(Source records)
++++

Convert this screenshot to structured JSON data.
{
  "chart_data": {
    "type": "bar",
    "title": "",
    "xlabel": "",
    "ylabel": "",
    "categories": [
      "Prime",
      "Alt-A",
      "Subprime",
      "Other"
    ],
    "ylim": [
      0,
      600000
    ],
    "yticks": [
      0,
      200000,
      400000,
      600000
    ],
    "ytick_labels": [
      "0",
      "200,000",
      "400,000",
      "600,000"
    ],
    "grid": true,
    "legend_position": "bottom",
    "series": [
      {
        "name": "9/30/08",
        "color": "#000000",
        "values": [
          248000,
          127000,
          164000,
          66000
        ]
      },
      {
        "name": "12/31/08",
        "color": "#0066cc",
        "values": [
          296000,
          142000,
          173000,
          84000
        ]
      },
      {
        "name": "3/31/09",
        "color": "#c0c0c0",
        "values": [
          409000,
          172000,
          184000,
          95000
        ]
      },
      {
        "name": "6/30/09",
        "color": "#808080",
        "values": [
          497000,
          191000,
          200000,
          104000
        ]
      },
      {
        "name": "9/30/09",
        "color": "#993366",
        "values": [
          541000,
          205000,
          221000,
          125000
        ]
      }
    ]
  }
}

++++

:: Instructions to follow ::
Give all the records again. Match them exactly.

:: Final result ::
Convert this screenshot to structured JSON data.
{
  "chart_data": {
    "type": "bar",
    "title": "",
    "xlabel": "",
    "ylabel": "",
    "categories": [
      "Prime",
      "Alt-A",
      "Subprime",
      "Other"
    ],
    "ylim": [
      0,
      600000
    ],
    "yticks": [
      0,
      200000,
      400000,
      600000
    ],
    "ytick_labels": [
      "0",
      "200,000",
      "400,000",
      "600,000"
    ],
    "grid": true,
    "legend_position": "bottom",
    "series": [
      {
        "name": "9/30/08",
        "color": "#000000",
        "values": [
          248000,
          127000,
          164000,
          66000
        ]
      },
      {
        "name": "12/31/08",
        "color": "#0066cc",
        "values": [
          296000,
          142000,
          173000,
          84000
        ]
      },
      {
        "name": "3/31/09",
        "color": "#c0c0c0",
        "values": [
          409000,
          172000,
          184000,
          95000
        ]
      },
      {
        "name": "6/30/09",
        "color": "#808080",
        "values": [
          497000,
          191000,
          200000,
          104000
        ]
      },
      {
        "name": "9/30/09",
        "color": "#993366",
        "values": [
          541000,
          205000,
          221000,
          125000
        ]
      }
    ]
  }
}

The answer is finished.